### Data extract ###

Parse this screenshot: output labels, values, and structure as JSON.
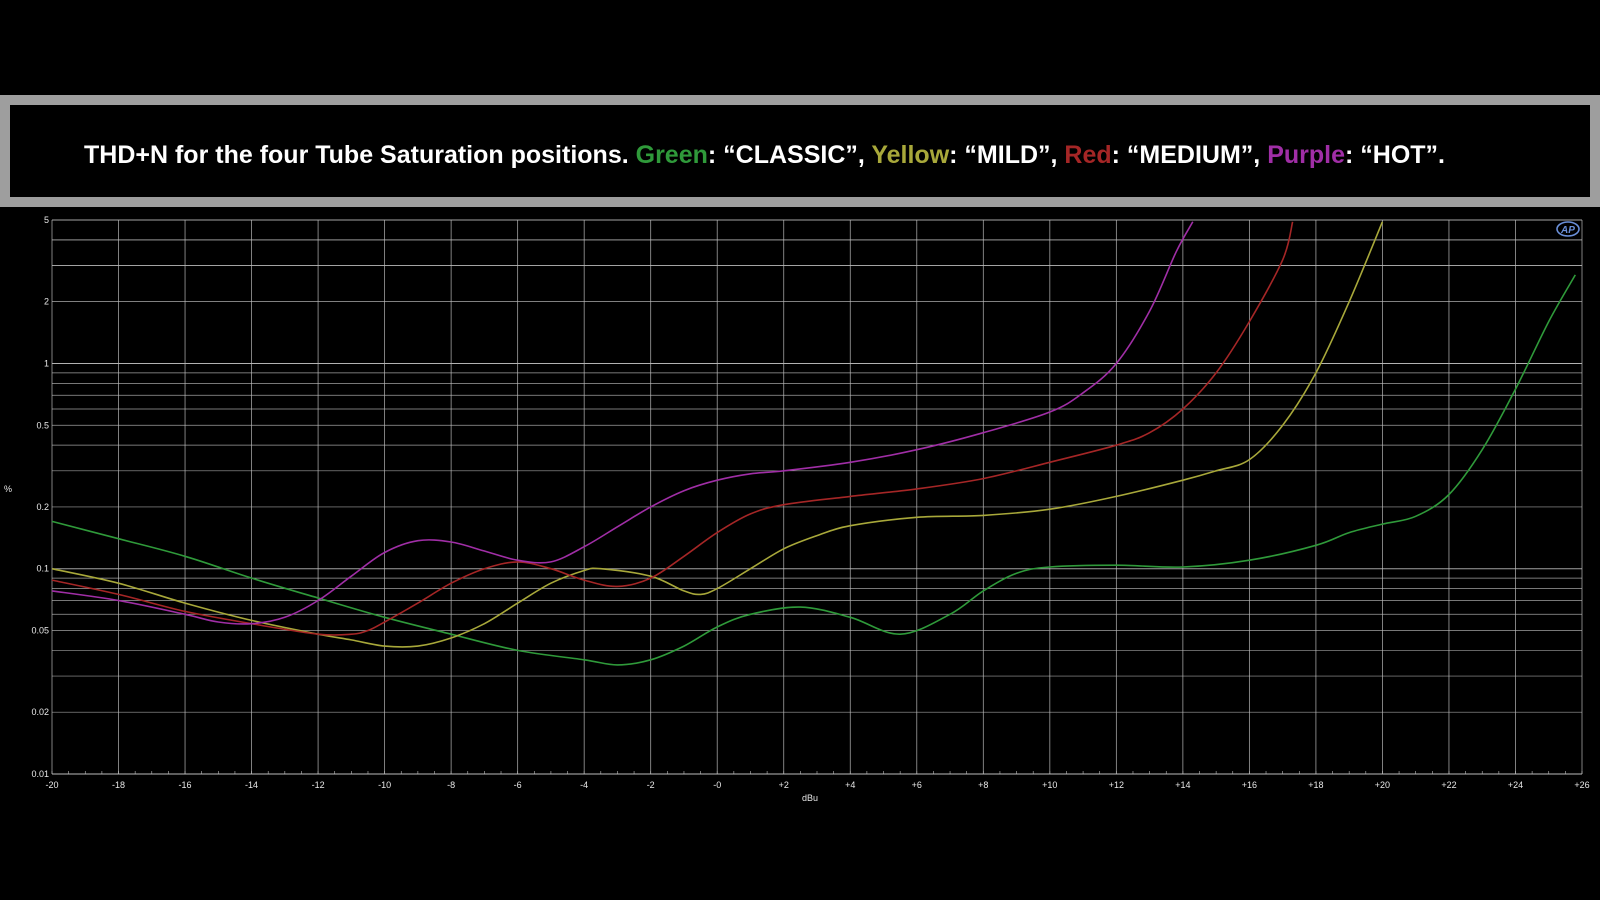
{
  "caption": {
    "lead": "THD+N for the four Tube Saturation positions. ",
    "green_word": "Green",
    "green_desc": ": “CLASSIC”, ",
    "yellow_word": "Yellow",
    "yellow_desc": ": “MILD”, ",
    "red_word": "Red",
    "red_desc": ": “MEDIUM”, ",
    "purple_word": "Purple",
    "purple_desc": ": “HOT”."
  },
  "colors": {
    "green": "#2f9a3a",
    "yellow": "#a8a83a",
    "red": "#a52626",
    "purple": "#a02ea6",
    "grid": "#bdbdbd",
    "background": "#000000"
  },
  "logo_icon": "ap-logo-icon",
  "chart_data": {
    "type": "line",
    "xlabel": "dBu",
    "ylabel": "%",
    "xlim": [
      -20,
      26
    ],
    "ylim": [
      0.01,
      5
    ],
    "yscale": "log",
    "grid": true,
    "xticks": [
      -20,
      -18,
      -16,
      -14,
      -12,
      -10,
      -8,
      -6,
      -4,
      -2,
      0,
      2,
      4,
      6,
      8,
      10,
      12,
      14,
      16,
      18,
      20,
      22,
      24,
      26
    ],
    "xtick_labels": [
      "-20",
      "-18",
      "-16",
      "-14",
      "-12",
      "-10",
      "-8",
      "-6",
      "-4",
      "-2",
      "-0",
      "+2",
      "+4",
      "+6",
      "+8",
      "+10",
      "+12",
      "+14",
      "+16",
      "+18",
      "+20",
      "+22",
      "+24",
      "+26"
    ],
    "yticks": [
      0.01,
      0.02,
      0.05,
      0.1,
      0.2,
      0.5,
      1,
      2,
      5
    ],
    "ytick_labels": [
      "0.01",
      "0.02",
      "0.05",
      "0.1",
      "0.2",
      "0.5",
      "1",
      "2",
      "5"
    ],
    "series": [
      {
        "colorKey": "green",
        "points": [
          [
            -20,
            0.17
          ],
          [
            -18,
            0.14
          ],
          [
            -16,
            0.115
          ],
          [
            -14,
            0.09
          ],
          [
            -12,
            0.072
          ],
          [
            -10,
            0.058
          ],
          [
            -8,
            0.048
          ],
          [
            -6,
            0.04
          ],
          [
            -4,
            0.036
          ],
          [
            -3,
            0.034
          ],
          [
            -2,
            0.036
          ],
          [
            -1,
            0.042
          ],
          [
            0,
            0.052
          ],
          [
            1,
            0.06
          ],
          [
            2.5,
            0.065
          ],
          [
            4,
            0.058
          ],
          [
            5.5,
            0.048
          ],
          [
            7,
            0.06
          ],
          [
            8,
            0.078
          ],
          [
            9,
            0.095
          ],
          [
            10,
            0.102
          ],
          [
            12,
            0.104
          ],
          [
            14,
            0.102
          ],
          [
            16,
            0.11
          ],
          [
            18,
            0.13
          ],
          [
            19,
            0.15
          ],
          [
            20,
            0.165
          ],
          [
            21,
            0.18
          ],
          [
            22,
            0.23
          ],
          [
            23,
            0.38
          ],
          [
            24,
            0.75
          ],
          [
            25,
            1.6
          ],
          [
            25.8,
            2.7
          ]
        ]
      },
      {
        "colorKey": "yellow",
        "points": [
          [
            -20,
            0.1
          ],
          [
            -18,
            0.085
          ],
          [
            -16,
            0.068
          ],
          [
            -14,
            0.056
          ],
          [
            -12,
            0.048
          ],
          [
            -11,
            0.045
          ],
          [
            -10,
            0.042
          ],
          [
            -9,
            0.042
          ],
          [
            -8,
            0.046
          ],
          [
            -7,
            0.054
          ],
          [
            -6,
            0.068
          ],
          [
            -5,
            0.085
          ],
          [
            -4,
            0.098
          ],
          [
            -3.5,
            0.1
          ],
          [
            -2,
            0.092
          ],
          [
            -1,
            0.078
          ],
          [
            -0.5,
            0.075
          ],
          [
            0,
            0.08
          ],
          [
            1,
            0.1
          ],
          [
            2,
            0.125
          ],
          [
            3,
            0.145
          ],
          [
            4,
            0.162
          ],
          [
            6,
            0.178
          ],
          [
            8,
            0.182
          ],
          [
            10,
            0.195
          ],
          [
            12,
            0.225
          ],
          [
            14,
            0.27
          ],
          [
            15,
            0.3
          ],
          [
            16,
            0.34
          ],
          [
            17,
            0.5
          ],
          [
            18,
            0.9
          ],
          [
            19,
            2.0
          ],
          [
            20,
            4.9
          ]
        ]
      },
      {
        "colorKey": "red",
        "points": [
          [
            -20,
            0.088
          ],
          [
            -18,
            0.075
          ],
          [
            -16,
            0.062
          ],
          [
            -14,
            0.054
          ],
          [
            -12,
            0.048
          ],
          [
            -11,
            0.048
          ],
          [
            -10.5,
            0.05
          ],
          [
            -10,
            0.055
          ],
          [
            -9,
            0.068
          ],
          [
            -8,
            0.085
          ],
          [
            -7,
            0.1
          ],
          [
            -6,
            0.108
          ],
          [
            -5,
            0.1
          ],
          [
            -4,
            0.088
          ],
          [
            -3,
            0.082
          ],
          [
            -2,
            0.09
          ],
          [
            -1,
            0.115
          ],
          [
            0,
            0.15
          ],
          [
            1,
            0.185
          ],
          [
            2,
            0.205
          ],
          [
            4,
            0.225
          ],
          [
            6,
            0.245
          ],
          [
            8,
            0.275
          ],
          [
            10,
            0.33
          ],
          [
            12,
            0.4
          ],
          [
            13,
            0.46
          ],
          [
            14,
            0.6
          ],
          [
            15,
            0.9
          ],
          [
            16,
            1.6
          ],
          [
            17,
            3.2
          ],
          [
            17.3,
            4.9
          ]
        ]
      },
      {
        "colorKey": "purple",
        "points": [
          [
            -20,
            0.078
          ],
          [
            -18,
            0.07
          ],
          [
            -16,
            0.06
          ],
          [
            -15,
            0.055
          ],
          [
            -14,
            0.054
          ],
          [
            -13,
            0.058
          ],
          [
            -12,
            0.07
          ],
          [
            -11,
            0.092
          ],
          [
            -10,
            0.12
          ],
          [
            -9,
            0.137
          ],
          [
            -8,
            0.135
          ],
          [
            -7,
            0.122
          ],
          [
            -6,
            0.11
          ],
          [
            -5,
            0.108
          ],
          [
            -4,
            0.128
          ],
          [
            -3,
            0.16
          ],
          [
            -2,
            0.2
          ],
          [
            -1,
            0.24
          ],
          [
            0,
            0.27
          ],
          [
            1,
            0.29
          ],
          [
            2,
            0.3
          ],
          [
            4,
            0.33
          ],
          [
            6,
            0.38
          ],
          [
            8,
            0.46
          ],
          [
            10,
            0.58
          ],
          [
            11,
            0.72
          ],
          [
            12,
            1.0
          ],
          [
            13,
            1.8
          ],
          [
            13.8,
            3.5
          ],
          [
            14.3,
            4.9
          ]
        ]
      }
    ]
  }
}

###

• Direction
In your copy of the records, include no pictures; repeat everything else exactly.

• Solution
Parse this screenshot: output labels, values, and structure as JSON.
{
  "caption": {
    "lead": "THD+N for the four Tube Saturation positions. ",
    "green_word": "Green",
    "green_desc": ": “CLASSIC”, ",
    "yellow_word": "Yellow",
    "yellow_desc": ": “MILD”, ",
    "red_word": "Red",
    "red_desc": ": “MEDIUM”, ",
    "purple_word": "Purple",
    "purple_desc": ": “HOT”."
  },
  "colors": {
    "green": "#2f9a3a",
    "yellow": "#a8a83a",
    "red": "#a52626",
    "purple": "#a02ea6",
    "grid": "#bdbdbd",
    "background": "#000000"
  },
  "logo_icon": "ap-logo-icon",
  "chart_data": {
    "type": "line",
    "xlabel": "dBu",
    "ylabel": "%",
    "xlim": [
      -20,
      26
    ],
    "ylim": [
      0.01,
      5
    ],
    "yscale": "log",
    "grid": true,
    "xticks": [
      -20,
      -18,
      -16,
      -14,
      -12,
      -10,
      -8,
      -6,
      -4,
      -2,
      0,
      2,
      4,
      6,
      8,
      10,
      12,
      14,
      16,
      18,
      20,
      22,
      24,
      26
    ],
    "xtick_labels": [
      "-20",
      "-18",
      "-16",
      "-14",
      "-12",
      "-10",
      "-8",
      "-6",
      "-4",
      "-2",
      "-0",
      "+2",
      "+4",
      "+6",
      "+8",
      "+10",
      "+12",
      "+14",
      "+16",
      "+18",
      "+20",
      "+22",
      "+24",
      "+26"
    ],
    "yticks": [
      0.01,
      0.02,
      0.05,
      0.1,
      0.2,
      0.5,
      1,
      2,
      5
    ],
    "ytick_labels": [
      "0.01",
      "0.02",
      "0.05",
      "0.1",
      "0.2",
      "0.5",
      "1",
      "2",
      "5"
    ],
    "series": [
      {
        "colorKey": "green",
        "points": [
          [
            -20,
            0.17
          ],
          [
            -18,
            0.14
          ],
          [
            -16,
            0.115
          ],
          [
            -14,
            0.09
          ],
          [
            -12,
            0.072
          ],
          [
            -10,
            0.058
          ],
          [
            -8,
            0.048
          ],
          [
            -6,
            0.04
          ],
          [
            -4,
            0.036
          ],
          [
            -3,
            0.034
          ],
          [
            -2,
            0.036
          ],
          [
            -1,
            0.042
          ],
          [
            0,
            0.052
          ],
          [
            1,
            0.06
          ],
          [
            2.5,
            0.065
          ],
          [
            4,
            0.058
          ],
          [
            5.5,
            0.048
          ],
          [
            7,
            0.06
          ],
          [
            8,
            0.078
          ],
          [
            9,
            0.095
          ],
          [
            10,
            0.102
          ],
          [
            12,
            0.104
          ],
          [
            14,
            0.102
          ],
          [
            16,
            0.11
          ],
          [
            18,
            0.13
          ],
          [
            19,
            0.15
          ],
          [
            20,
            0.165
          ],
          [
            21,
            0.18
          ],
          [
            22,
            0.23
          ],
          [
            23,
            0.38
          ],
          [
            24,
            0.75
          ],
          [
            25,
            1.6
          ],
          [
            25.8,
            2.7
          ]
        ]
      },
      {
        "colorKey": "yellow",
        "points": [
          [
            -20,
            0.1
          ],
          [
            -18,
            0.085
          ],
          [
            -16,
            0.068
          ],
          [
            -14,
            0.056
          ],
          [
            -12,
            0.048
          ],
          [
            -11,
            0.045
          ],
          [
            -10,
            0.042
          ],
          [
            -9,
            0.042
          ],
          [
            -8,
            0.046
          ],
          [
            -7,
            0.054
          ],
          [
            -6,
            0.068
          ],
          [
            -5,
            0.085
          ],
          [
            -4,
            0.098
          ],
          [
            -3.5,
            0.1
          ],
          [
            -2,
            0.092
          ],
          [
            -1,
            0.078
          ],
          [
            -0.5,
            0.075
          ],
          [
            0,
            0.08
          ],
          [
            1,
            0.1
          ],
          [
            2,
            0.125
          ],
          [
            3,
            0.145
          ],
          [
            4,
            0.162
          ],
          [
            6,
            0.178
          ],
          [
            8,
            0.182
          ],
          [
            10,
            0.195
          ],
          [
            12,
            0.225
          ],
          [
            14,
            0.27
          ],
          [
            15,
            0.3
          ],
          [
            16,
            0.34
          ],
          [
            17,
            0.5
          ],
          [
            18,
            0.9
          ],
          [
            19,
            2.0
          ],
          [
            20,
            4.9
          ]
        ]
      },
      {
        "colorKey": "red",
        "points": [
          [
            -20,
            0.088
          ],
          [
            -18,
            0.075
          ],
          [
            -16,
            0.062
          ],
          [
            -14,
            0.054
          ],
          [
            -12,
            0.048
          ],
          [
            -11,
            0.048
          ],
          [
            -10.5,
            0.05
          ],
          [
            -10,
            0.055
          ],
          [
            -9,
            0.068
          ],
          [
            -8,
            0.085
          ],
          [
            -7,
            0.1
          ],
          [
            -6,
            0.108
          ],
          [
            -5,
            0.1
          ],
          [
            -4,
            0.088
          ],
          [
            -3,
            0.082
          ],
          [
            -2,
            0.09
          ],
          [
            -1,
            0.115
          ],
          [
            0,
            0.15
          ],
          [
            1,
            0.185
          ],
          [
            2,
            0.205
          ],
          [
            4,
            0.225
          ],
          [
            6,
            0.245
          ],
          [
            8,
            0.275
          ],
          [
            10,
            0.33
          ],
          [
            12,
            0.4
          ],
          [
            13,
            0.46
          ],
          [
            14,
            0.6
          ],
          [
            15,
            0.9
          ],
          [
            16,
            1.6
          ],
          [
            17,
            3.2
          ],
          [
            17.3,
            4.9
          ]
        ]
      },
      {
        "colorKey": "purple",
        "points": [
          [
            -20,
            0.078
          ],
          [
            -18,
            0.07
          ],
          [
            -16,
            0.06
          ],
          [
            -15,
            0.055
          ],
          [
            -14,
            0.054
          ],
          [
            -13,
            0.058
          ],
          [
            -12,
            0.07
          ],
          [
            -11,
            0.092
          ],
          [
            -10,
            0.12
          ],
          [
            -9,
            0.137
          ],
          [
            -8,
            0.135
          ],
          [
            -7,
            0.122
          ],
          [
            -6,
            0.11
          ],
          [
            -5,
            0.108
          ],
          [
            -4,
            0.128
          ],
          [
            -3,
            0.16
          ],
          [
            -2,
            0.2
          ],
          [
            -1,
            0.24
          ],
          [
            0,
            0.27
          ],
          [
            1,
            0.29
          ],
          [
            2,
            0.3
          ],
          [
            4,
            0.33
          ],
          [
            6,
            0.38
          ],
          [
            8,
            0.46
          ],
          [
            10,
            0.58
          ],
          [
            11,
            0.72
          ],
          [
            12,
            1.0
          ],
          [
            13,
            1.8
          ],
          [
            13.8,
            3.5
          ],
          [
            14.3,
            4.9
          ]
        ]
      }
    ]
  }
}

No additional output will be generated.